*OBJETIVO 1*:
Com base no texto sobre a cassação dos deputados do mensalão, responda:
(a) Quem preside a Câmara dos Deputados?
(b) Quantos condenados seriam atingidos pelo pedido de prisão que Roberto Gurgel anunciou?
(c) Quem é o vice-presidente do STF?
*OBJETIVO 2*:
Prossiga o texto sobre a cassação dos deputados do mensalão a partir do ponto em que ele termina.

Deputado reagiu à cassação imposta pelo STF
O GLOBO
A decisão dos ministros do Supremo Tribunal Federal (STF) de que
os três parlamentares condenados no julgamento do mensalão perdem os
direitos políticos e, consequentemente, seus mandatos — após todos os
recursos, abriu um racha entre o STF e a Câmara dos Deputados.
O
presidente da Casa, Marco Maia (PT-RS), insistiu nesta segunda-feira
que a última palavra sobre cassação é dos parlamentares, e não dos
ministros do tribunal. Maia, no entanto, baixou o tom em relação a
declarações anteriores. Não falou em desrespeitar a decisão do STF, mas
em recorrer à Justiça assim que for publicado o acórdão do STF sobre o
deputados condenados.
Ao fim do julgamento, o procurador-geral
da República, Roberto Gurgel, anunciou que pedirá a prisão dos réus. A
medida atingiria 22 dos 25 condenados, já que três cumprirão pena
alternativa. O pedido deve ser feito durante o recesso do STF, que
começa dia 20 de dezembro e vai até 1º de fevereiro. Durante metade
desse período, o presidente do tribunal e relator do processo, Joaquim
Barbosa, poderá decidir sozinho pedidos desse tipo, sem precisar levá-lo
à analise dos colegas em plenário.
A praxe é que o presidente
divida o período de plantão com o vice, Ricardo Lewandowski, que também é
o revisor do processo. Nesta segunda-feira, Joaquim informou que ainda
não discutiu com o colega como será a gestão do STF durante o recesso.

*DADOS*:
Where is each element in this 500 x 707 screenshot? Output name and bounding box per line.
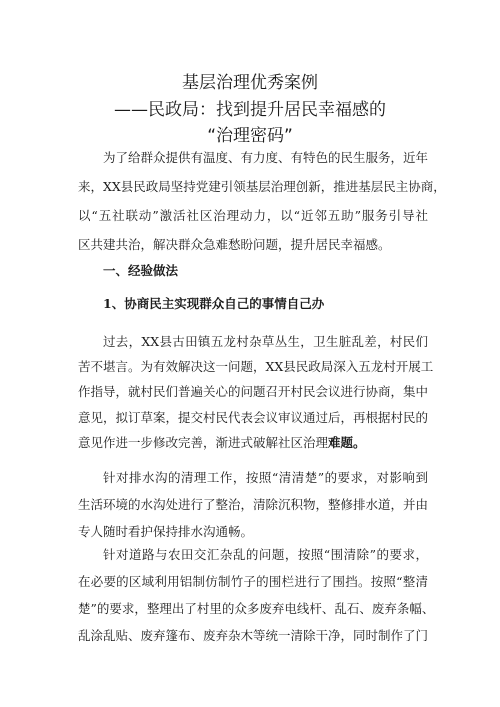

*RESULTADO DA TAREFA 1*:
(a) Marco Maia (PT-RS).
(b) 22 dos 25 condenados.
(c) Ricardo Lewandowski, que também é o revisor do processo.

*RESULTADO DA TAREFA 2*:
—
Se ele (Gurgel) apresentar antes de quarta-feira, eu posso trazer para o
Pleno. Se apresentar depois, ou eu precisar de mais tempo para
analisar, eu decidirei no recesso — anunciou Joaquim.
O STF
decidiu que não será necessário abrir processo na Câmara dos Deputados
para confirmar a perda de mandato dos parlamentares João Paulo Cunha
(PT-SP), Valdemar Costa Neto (PR-SP)e Pedro Henry (PP-MT), como defendeu
a minoria dos integrantes do tribunal. Em seu voto, que desempatou a
votação, o ministro Celso de Mello chegou a advertir que seria
inadmissível a Câmara descumprir a decisão do STF, o que caracterizaria o
crime de prevaricação, previsto no Código Penal.
Marco Maia
evitou polemizar com Celso de Mello. Reafirmou, no entanto, que cabe à
Câmara cassar mandatos de deputados que sofram condenações criminais, e
adiantou que a Casa irá recorrer. Para o presidente da Câmara, a decisão
do STF é precária e não é definitiva.
— Não há recuo nenhum. A
decisão tomada pelo tribunal não encerra o assunto. É uma decisão
precária, de 5 votos a 4. Temos mais dois ministros que devem ocupar
seus mandatos. A decisão contraria a Constituição e tira prerrogativa da
Câmara. Como a medida tomada não foi imediata, só vale depois, há um
período de recursos e debates sobre o tema. Podem mudar opiniões e
posicionamentos no Supremo. Vamos utilizar todos os mecanismos para
convencer que não é razoável ingerência na prerrogativa da Câmara —
disse Marco Maia.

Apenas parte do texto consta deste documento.